— THE REQUEST —
Rewrite the lines from the start up to and including the line with "distribution-status-colon: : [228, 678, 233, 693]", replacing "Catatan" with "Keterangan" and leaving everything else unchanged. Give only those lines.

++++ ITEMS ++++

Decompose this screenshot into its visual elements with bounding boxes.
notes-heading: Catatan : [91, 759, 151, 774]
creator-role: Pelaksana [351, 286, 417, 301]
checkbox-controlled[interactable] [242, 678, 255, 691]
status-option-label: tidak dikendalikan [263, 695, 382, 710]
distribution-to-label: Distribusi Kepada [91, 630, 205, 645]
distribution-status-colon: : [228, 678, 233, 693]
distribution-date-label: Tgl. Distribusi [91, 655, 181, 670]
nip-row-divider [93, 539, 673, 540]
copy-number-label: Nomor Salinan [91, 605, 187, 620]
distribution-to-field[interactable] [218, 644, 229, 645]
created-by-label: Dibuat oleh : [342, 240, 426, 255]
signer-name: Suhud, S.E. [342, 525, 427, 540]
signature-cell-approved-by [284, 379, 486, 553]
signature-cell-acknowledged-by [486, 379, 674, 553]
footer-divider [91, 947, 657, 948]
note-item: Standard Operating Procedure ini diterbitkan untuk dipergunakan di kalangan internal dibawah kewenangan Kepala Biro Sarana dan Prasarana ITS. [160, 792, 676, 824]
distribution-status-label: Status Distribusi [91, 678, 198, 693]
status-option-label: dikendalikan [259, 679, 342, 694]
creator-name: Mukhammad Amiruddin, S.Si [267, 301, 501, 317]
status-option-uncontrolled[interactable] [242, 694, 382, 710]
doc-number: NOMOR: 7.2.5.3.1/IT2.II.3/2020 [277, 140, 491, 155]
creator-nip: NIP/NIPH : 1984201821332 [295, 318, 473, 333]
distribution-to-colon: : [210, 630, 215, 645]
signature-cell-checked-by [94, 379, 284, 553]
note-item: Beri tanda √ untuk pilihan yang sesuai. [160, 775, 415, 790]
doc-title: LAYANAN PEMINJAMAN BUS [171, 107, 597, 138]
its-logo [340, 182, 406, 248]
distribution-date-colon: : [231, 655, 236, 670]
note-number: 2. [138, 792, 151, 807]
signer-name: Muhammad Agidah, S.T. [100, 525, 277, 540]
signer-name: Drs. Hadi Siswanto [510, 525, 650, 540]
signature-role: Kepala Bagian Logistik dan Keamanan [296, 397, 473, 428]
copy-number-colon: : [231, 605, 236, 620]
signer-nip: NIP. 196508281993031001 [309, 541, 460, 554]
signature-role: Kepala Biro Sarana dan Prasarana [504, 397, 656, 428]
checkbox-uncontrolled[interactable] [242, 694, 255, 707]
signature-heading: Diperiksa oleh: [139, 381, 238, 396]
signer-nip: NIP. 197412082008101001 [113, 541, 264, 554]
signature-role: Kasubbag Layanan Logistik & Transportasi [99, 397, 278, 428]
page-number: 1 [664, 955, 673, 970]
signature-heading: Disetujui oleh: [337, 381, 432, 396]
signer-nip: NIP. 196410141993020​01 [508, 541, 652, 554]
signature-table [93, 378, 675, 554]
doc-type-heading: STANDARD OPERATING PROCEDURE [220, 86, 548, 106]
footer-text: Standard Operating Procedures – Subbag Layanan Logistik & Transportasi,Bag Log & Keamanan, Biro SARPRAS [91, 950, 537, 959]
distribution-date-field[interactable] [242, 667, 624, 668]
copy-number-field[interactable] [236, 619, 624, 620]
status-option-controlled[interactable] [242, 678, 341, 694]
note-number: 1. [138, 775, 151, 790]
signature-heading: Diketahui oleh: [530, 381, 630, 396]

++++

— SOLUTION —
Decompose this screenshot into its visual elements with bounding boxes.
notes-heading: Keterangan : [91, 759, 151, 774]
creator-role: Pelaksana [351, 286, 417, 301]
checkbox-controlled[interactable] [242, 678, 255, 691]
status-option-label: tidak dikendalikan [263, 695, 382, 710]
distribution-to-label: Distribusi Kepada [91, 630, 205, 645]
distribution-status-colon: : [228, 678, 233, 693]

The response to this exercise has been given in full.